• [WHAT TO WORK ON] Return nothing but the lines from the line containing "Give me a plain-text" through the last line of the records, reproduced exactly.

(Data records)
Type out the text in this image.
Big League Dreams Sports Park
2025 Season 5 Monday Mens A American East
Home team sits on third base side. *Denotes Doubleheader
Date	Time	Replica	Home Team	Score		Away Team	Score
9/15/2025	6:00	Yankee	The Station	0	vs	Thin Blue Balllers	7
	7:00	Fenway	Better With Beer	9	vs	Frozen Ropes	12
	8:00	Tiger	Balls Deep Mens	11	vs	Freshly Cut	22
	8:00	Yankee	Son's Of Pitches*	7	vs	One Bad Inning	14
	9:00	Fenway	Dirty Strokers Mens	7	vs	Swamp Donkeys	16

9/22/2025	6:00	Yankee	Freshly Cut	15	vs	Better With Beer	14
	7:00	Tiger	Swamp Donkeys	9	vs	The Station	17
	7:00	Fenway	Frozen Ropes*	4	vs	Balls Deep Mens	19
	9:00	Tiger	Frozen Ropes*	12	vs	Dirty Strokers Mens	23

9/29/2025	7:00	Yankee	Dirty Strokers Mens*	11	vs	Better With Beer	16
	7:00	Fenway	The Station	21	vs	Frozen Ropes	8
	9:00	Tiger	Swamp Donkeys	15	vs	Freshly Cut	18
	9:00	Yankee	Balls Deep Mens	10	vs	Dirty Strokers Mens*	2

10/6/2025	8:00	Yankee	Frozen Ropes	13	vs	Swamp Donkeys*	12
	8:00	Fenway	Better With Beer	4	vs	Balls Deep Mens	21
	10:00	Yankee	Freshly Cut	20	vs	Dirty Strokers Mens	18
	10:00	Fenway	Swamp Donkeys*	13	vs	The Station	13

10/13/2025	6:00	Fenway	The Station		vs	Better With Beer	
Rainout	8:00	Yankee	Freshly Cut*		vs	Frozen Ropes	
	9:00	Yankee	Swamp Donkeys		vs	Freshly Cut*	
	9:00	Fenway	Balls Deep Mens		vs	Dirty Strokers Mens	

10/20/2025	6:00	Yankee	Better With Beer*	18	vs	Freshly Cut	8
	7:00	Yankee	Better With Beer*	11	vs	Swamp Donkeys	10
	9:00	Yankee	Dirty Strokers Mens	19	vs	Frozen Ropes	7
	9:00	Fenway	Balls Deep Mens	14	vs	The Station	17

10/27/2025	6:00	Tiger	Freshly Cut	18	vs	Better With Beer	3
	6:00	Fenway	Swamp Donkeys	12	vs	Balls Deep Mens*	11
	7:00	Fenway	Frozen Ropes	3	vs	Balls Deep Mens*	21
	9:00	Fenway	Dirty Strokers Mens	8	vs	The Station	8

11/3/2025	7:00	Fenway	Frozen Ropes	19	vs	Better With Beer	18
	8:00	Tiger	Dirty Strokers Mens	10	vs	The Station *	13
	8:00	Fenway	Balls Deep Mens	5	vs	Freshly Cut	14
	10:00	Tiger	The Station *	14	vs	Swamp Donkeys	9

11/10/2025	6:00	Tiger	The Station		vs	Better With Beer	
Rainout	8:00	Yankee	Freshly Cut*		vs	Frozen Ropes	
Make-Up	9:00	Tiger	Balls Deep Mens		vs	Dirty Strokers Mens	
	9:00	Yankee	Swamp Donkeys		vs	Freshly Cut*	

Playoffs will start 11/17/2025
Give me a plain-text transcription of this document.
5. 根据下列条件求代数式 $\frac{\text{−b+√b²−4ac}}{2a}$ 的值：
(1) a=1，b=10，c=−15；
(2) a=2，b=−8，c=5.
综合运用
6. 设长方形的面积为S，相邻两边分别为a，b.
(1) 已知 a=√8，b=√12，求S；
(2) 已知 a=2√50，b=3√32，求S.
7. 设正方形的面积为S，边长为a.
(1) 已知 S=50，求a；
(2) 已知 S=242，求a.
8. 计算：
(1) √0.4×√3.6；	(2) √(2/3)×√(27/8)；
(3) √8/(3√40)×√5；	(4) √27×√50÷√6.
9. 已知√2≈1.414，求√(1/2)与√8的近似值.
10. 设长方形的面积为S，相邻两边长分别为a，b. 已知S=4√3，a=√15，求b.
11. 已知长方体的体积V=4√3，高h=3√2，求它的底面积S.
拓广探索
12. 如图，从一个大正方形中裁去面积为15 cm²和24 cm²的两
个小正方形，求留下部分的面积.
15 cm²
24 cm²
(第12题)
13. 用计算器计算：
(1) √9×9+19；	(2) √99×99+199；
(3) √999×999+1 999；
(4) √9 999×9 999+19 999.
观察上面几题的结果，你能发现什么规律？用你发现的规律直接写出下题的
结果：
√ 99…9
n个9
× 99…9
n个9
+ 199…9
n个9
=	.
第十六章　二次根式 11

• [RESULT OF THIS EXERCISE]
Give me a plain-text transcription of this document.
5. 根据下列条件求代数式 $\frac{\text{−b+√b²−4ac}}{2a}$ 的值：
(1) a=1，b=10，c=−15；
(2) a=2，b=−8，c=5.
综合运用
6. 设长方形的面积为S，相邻两边分别为a，b.
(1) 已知 a=√8，b=√12，求S；
(2) 已知 a=2√50，b=3√32，求S.
7. 设正方形的面积为S，边长为a.
(1) 已知 S=50，求a；
(2) 已知 S=242，求a.
8. 计算：
(1) √0.4×√3.6；	(2) √(2/3)×√(27/8)；
(3) √8/(3√40)×√5；	(4) √27×√50÷√6.
9. 已知√2≈1.414，求√(1/2)与√8的近似值.
10. 设长方形的面积为S，相邻两边长分别为a，b. 已知S=4√3，a=√15，求b.
11. 已知长方体的体积V=4√3，高h=3√2，求它的底面积S.
拓广探索
12. 如图，从一个大正方形中裁去面积为15 cm²和24 cm²的两
个小正方形，求留下部分的面积.
15 cm²
24 cm²
(第12题)
13. 用计算器计算：
(1) √9×9+19；	(2) √99×99+199；
(3) √999×999+1 999；
(4) √9 999×9 999+19 999.
观察上面几题的结果，你能发现什么规律？用你发现的规律直接写出下题的
结果：
√ 99…9
n个9
× 99…9
n个9
+ 199…9
n个9
=	.
第十六章　二次根式 11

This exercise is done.